SUPPLIED MATERIAL:
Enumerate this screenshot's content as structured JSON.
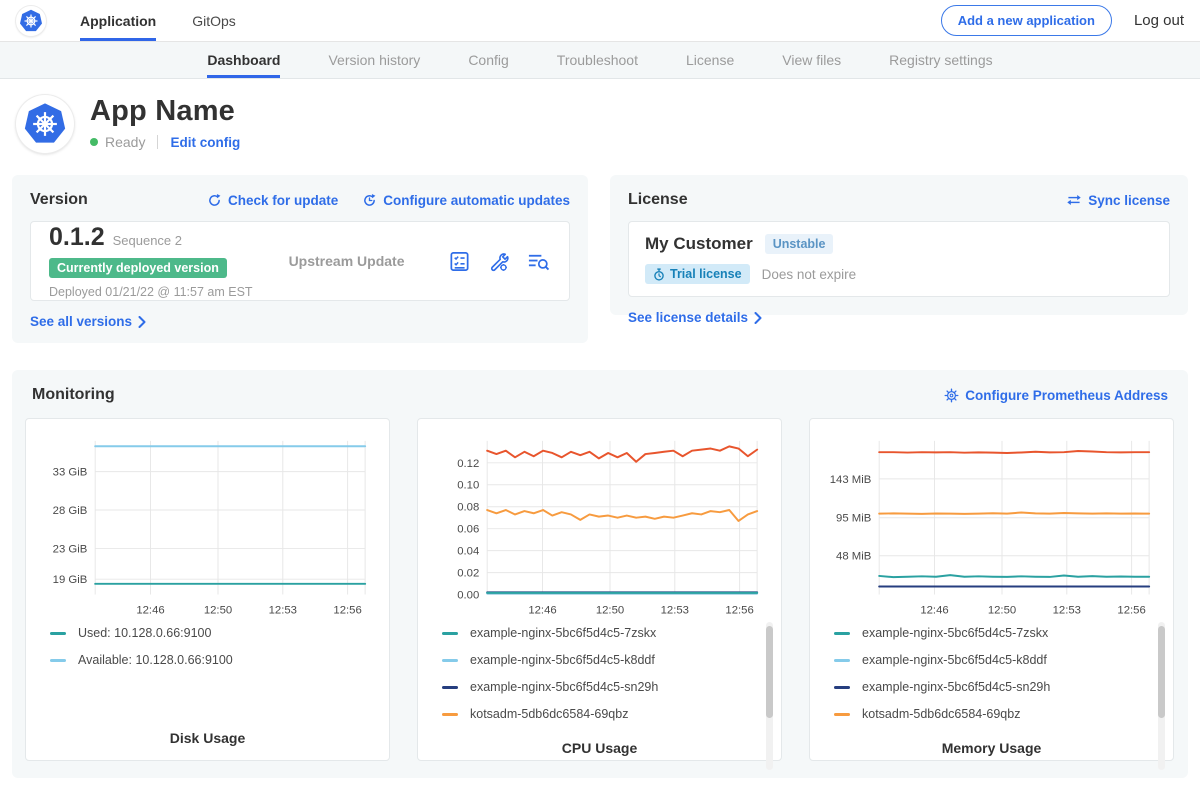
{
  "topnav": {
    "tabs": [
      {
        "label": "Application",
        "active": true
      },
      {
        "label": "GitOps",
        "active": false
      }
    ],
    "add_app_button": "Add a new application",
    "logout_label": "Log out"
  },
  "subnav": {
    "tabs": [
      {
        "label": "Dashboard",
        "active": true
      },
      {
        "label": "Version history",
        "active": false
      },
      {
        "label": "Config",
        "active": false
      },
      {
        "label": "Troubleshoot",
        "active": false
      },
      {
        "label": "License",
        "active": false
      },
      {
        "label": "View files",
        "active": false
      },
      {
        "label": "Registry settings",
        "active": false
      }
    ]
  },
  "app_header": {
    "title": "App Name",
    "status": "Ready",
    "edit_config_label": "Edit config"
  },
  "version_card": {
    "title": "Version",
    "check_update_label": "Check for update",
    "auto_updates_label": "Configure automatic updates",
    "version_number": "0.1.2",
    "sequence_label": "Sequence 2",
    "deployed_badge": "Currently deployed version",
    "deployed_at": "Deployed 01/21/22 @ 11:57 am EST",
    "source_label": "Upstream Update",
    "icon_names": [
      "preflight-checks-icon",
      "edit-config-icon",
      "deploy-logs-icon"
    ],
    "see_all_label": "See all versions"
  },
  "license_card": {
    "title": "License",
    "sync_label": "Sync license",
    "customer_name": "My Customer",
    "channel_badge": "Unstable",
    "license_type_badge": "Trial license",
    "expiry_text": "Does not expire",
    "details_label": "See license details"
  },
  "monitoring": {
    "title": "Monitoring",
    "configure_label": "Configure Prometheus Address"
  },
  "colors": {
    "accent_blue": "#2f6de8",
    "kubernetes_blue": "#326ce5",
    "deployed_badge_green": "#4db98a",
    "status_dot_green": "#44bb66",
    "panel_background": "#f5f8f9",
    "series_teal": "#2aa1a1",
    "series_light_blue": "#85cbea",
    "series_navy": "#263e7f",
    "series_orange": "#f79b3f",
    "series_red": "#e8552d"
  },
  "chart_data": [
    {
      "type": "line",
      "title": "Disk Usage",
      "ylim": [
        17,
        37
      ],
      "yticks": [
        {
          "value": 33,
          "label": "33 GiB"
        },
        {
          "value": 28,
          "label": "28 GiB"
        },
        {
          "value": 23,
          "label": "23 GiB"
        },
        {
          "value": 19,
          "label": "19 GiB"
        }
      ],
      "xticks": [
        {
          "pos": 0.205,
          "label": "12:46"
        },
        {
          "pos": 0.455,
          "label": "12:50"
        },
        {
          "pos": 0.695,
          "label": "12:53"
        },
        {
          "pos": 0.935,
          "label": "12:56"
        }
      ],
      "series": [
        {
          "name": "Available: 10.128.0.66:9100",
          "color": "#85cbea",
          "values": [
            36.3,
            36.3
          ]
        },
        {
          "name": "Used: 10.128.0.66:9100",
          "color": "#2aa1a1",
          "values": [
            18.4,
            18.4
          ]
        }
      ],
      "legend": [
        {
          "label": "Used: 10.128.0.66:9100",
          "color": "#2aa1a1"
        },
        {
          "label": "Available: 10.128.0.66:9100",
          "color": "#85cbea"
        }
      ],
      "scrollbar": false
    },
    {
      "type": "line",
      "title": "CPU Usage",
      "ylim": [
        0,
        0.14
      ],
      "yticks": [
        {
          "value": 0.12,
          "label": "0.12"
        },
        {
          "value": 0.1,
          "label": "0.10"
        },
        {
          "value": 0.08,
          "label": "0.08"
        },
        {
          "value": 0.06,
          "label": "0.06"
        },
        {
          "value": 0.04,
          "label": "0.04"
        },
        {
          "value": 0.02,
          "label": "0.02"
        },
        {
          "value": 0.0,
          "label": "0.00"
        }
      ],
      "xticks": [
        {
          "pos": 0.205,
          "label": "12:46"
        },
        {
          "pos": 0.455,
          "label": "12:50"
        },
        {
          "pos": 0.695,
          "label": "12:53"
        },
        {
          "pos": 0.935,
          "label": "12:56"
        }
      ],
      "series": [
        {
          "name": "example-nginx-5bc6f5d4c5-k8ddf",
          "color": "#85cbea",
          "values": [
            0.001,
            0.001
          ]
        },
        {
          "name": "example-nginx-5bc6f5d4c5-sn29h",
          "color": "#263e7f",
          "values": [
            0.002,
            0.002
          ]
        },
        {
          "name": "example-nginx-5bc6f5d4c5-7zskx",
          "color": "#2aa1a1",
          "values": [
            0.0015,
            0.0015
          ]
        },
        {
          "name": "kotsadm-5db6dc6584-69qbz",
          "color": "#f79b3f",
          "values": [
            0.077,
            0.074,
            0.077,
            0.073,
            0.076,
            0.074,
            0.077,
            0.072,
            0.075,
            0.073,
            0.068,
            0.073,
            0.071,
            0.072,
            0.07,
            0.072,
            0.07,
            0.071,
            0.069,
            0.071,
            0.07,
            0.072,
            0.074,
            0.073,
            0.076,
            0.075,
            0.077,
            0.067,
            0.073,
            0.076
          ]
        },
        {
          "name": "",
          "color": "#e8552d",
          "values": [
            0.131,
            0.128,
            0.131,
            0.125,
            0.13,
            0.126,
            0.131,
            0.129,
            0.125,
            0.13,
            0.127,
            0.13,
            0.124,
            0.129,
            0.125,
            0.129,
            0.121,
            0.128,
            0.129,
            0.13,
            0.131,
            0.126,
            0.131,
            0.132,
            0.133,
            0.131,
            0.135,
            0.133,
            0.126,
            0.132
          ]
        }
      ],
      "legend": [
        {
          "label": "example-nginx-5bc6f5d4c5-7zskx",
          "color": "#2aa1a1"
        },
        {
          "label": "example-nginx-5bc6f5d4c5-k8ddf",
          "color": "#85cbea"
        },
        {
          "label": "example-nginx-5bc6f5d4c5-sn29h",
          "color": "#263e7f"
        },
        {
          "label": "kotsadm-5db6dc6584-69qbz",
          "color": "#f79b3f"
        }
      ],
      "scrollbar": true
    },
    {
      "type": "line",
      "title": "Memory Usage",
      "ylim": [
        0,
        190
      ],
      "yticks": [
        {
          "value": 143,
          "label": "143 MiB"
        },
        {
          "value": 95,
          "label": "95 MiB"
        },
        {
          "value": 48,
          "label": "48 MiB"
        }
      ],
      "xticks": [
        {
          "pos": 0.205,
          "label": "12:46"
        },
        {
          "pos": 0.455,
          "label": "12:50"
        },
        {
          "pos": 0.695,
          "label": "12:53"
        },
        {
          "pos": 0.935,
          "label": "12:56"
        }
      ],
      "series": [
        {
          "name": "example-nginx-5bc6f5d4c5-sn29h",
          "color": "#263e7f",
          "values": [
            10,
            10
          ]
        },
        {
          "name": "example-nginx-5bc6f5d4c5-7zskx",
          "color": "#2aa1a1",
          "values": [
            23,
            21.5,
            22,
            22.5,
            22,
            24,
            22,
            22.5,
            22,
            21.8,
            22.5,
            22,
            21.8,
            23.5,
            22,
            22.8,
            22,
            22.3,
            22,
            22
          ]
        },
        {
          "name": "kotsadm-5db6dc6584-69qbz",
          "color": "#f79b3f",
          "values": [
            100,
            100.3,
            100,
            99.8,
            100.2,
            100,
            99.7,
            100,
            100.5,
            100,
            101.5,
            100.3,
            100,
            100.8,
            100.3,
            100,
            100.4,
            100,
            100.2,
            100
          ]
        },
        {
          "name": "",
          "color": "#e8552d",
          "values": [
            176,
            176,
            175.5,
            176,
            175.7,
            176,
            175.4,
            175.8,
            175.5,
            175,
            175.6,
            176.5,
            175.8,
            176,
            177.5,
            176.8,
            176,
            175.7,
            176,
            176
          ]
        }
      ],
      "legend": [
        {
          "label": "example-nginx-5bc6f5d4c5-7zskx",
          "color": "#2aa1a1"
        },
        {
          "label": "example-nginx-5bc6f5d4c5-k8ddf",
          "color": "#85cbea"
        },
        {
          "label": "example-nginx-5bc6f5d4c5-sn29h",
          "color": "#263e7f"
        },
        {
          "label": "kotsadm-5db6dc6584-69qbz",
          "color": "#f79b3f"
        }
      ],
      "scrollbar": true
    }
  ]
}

==

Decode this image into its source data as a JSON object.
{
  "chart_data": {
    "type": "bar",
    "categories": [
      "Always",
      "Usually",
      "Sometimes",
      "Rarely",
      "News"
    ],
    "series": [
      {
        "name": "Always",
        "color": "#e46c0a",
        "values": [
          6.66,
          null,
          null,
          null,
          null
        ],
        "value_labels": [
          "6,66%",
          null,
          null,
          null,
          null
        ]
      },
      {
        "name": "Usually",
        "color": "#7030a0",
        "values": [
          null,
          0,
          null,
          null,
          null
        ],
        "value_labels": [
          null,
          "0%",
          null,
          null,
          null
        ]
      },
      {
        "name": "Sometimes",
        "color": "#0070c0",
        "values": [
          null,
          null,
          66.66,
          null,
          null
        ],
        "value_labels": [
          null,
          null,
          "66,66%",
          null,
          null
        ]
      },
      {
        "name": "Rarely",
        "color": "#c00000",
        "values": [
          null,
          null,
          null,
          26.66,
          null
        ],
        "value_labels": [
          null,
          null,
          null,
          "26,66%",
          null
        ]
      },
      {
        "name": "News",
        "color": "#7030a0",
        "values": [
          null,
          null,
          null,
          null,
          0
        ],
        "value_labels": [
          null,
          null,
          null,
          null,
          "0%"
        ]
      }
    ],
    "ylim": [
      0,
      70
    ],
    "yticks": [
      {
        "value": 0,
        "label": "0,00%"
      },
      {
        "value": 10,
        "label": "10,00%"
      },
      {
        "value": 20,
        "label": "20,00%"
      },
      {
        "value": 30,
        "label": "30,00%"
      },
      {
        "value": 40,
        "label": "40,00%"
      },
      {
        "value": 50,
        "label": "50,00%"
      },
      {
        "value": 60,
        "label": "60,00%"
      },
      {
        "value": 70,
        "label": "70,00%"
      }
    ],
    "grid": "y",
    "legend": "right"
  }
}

--

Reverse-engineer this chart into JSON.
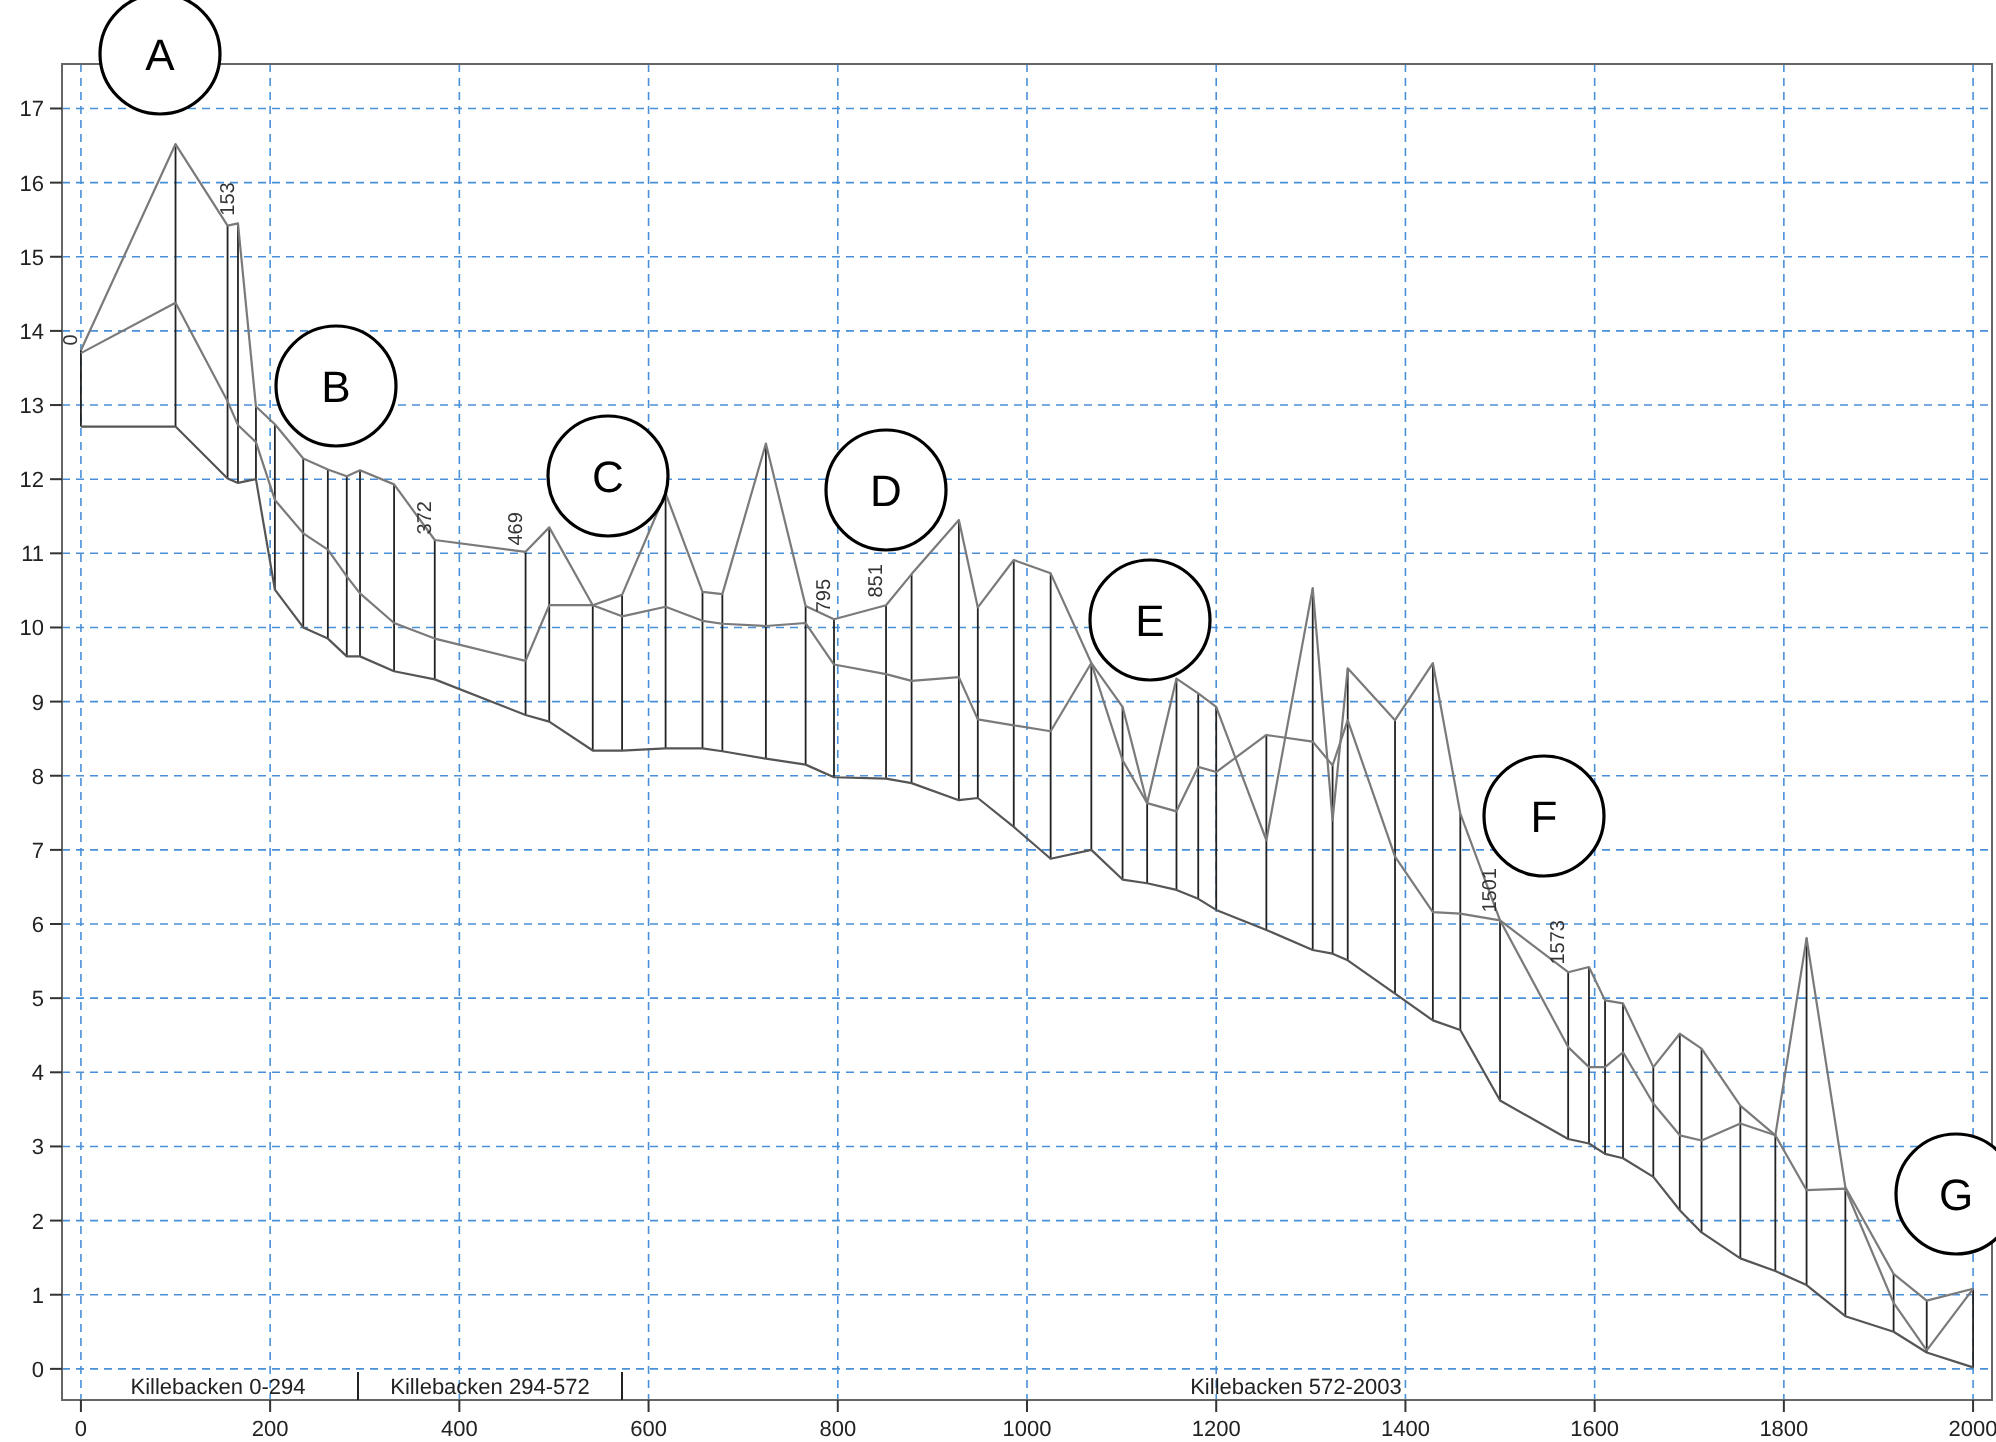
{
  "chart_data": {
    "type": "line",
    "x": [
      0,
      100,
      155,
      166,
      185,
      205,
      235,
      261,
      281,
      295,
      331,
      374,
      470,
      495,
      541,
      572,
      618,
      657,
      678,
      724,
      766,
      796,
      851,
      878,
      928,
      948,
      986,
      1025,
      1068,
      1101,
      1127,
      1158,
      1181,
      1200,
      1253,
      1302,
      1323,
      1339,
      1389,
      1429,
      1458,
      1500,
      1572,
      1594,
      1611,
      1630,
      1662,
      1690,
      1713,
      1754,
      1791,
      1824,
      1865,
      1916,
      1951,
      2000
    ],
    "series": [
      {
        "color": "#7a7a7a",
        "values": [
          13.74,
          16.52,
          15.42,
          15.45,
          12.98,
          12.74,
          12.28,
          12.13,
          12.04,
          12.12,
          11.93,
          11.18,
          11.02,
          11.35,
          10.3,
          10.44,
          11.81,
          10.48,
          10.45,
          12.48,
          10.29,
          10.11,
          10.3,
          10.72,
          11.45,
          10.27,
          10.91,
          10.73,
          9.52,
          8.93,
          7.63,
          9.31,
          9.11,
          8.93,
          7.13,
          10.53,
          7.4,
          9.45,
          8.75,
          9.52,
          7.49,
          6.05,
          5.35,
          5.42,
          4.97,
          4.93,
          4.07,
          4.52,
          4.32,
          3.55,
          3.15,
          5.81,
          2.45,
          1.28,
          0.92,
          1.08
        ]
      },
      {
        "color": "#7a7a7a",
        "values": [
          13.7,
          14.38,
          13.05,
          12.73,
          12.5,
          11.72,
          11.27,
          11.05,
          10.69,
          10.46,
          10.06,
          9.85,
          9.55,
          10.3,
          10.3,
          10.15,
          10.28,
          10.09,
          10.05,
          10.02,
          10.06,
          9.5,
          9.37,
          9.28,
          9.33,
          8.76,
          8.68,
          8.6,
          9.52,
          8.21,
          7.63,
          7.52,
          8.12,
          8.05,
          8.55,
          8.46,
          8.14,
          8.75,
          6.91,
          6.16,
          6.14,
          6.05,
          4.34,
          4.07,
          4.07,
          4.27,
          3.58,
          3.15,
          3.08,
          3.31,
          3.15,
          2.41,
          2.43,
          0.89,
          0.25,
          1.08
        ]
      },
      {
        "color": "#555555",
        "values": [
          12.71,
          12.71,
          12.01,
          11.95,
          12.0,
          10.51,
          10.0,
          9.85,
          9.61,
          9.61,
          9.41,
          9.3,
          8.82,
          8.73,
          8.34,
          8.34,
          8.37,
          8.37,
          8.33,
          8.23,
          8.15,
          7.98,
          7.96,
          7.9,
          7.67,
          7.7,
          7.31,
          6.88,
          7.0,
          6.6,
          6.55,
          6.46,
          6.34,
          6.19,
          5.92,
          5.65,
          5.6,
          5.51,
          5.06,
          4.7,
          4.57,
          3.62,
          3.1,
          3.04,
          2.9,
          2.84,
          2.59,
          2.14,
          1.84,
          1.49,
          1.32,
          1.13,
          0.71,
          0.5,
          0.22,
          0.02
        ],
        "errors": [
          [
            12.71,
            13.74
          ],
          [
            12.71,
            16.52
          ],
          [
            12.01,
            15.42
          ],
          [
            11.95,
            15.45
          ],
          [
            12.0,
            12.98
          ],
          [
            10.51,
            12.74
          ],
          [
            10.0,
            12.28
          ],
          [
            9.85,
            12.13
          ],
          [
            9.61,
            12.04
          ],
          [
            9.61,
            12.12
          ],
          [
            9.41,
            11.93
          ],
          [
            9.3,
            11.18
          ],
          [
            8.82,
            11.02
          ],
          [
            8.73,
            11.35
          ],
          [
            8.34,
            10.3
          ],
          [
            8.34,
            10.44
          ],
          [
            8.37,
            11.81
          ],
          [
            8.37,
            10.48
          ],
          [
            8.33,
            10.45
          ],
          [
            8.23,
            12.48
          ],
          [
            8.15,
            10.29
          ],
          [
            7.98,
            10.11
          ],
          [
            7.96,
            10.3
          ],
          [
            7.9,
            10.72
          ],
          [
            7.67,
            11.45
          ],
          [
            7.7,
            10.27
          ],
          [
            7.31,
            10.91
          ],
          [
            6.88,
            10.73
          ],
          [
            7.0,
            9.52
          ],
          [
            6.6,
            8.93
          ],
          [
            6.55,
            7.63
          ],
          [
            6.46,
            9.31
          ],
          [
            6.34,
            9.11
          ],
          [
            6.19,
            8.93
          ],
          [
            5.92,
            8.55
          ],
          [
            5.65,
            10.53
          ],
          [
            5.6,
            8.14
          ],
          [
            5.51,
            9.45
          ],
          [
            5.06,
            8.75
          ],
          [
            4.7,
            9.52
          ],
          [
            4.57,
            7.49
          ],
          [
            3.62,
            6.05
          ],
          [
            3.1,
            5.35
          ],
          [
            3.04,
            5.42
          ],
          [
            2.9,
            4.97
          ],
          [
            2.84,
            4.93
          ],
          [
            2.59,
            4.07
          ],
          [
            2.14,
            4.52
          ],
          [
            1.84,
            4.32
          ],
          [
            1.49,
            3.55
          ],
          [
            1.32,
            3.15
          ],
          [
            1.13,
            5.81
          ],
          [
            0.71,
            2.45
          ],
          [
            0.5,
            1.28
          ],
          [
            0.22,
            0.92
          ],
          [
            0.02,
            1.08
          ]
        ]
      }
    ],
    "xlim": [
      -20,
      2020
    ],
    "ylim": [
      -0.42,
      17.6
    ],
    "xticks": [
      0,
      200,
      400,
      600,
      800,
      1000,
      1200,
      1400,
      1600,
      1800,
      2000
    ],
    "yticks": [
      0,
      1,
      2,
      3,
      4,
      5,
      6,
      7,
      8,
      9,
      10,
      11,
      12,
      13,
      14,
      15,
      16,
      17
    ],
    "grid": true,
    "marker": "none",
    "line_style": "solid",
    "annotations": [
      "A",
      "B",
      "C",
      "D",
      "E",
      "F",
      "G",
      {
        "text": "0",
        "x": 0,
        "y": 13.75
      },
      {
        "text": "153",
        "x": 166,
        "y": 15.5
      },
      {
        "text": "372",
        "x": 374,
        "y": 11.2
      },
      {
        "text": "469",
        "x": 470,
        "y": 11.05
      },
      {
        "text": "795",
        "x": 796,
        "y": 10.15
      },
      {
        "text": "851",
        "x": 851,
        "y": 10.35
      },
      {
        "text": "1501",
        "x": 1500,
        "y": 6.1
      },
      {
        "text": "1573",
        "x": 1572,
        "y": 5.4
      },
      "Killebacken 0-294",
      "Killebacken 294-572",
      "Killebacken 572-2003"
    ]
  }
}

YOUR GOAL: Give only the number of lines in the data that include the string "this".

FULL ANSWER: 3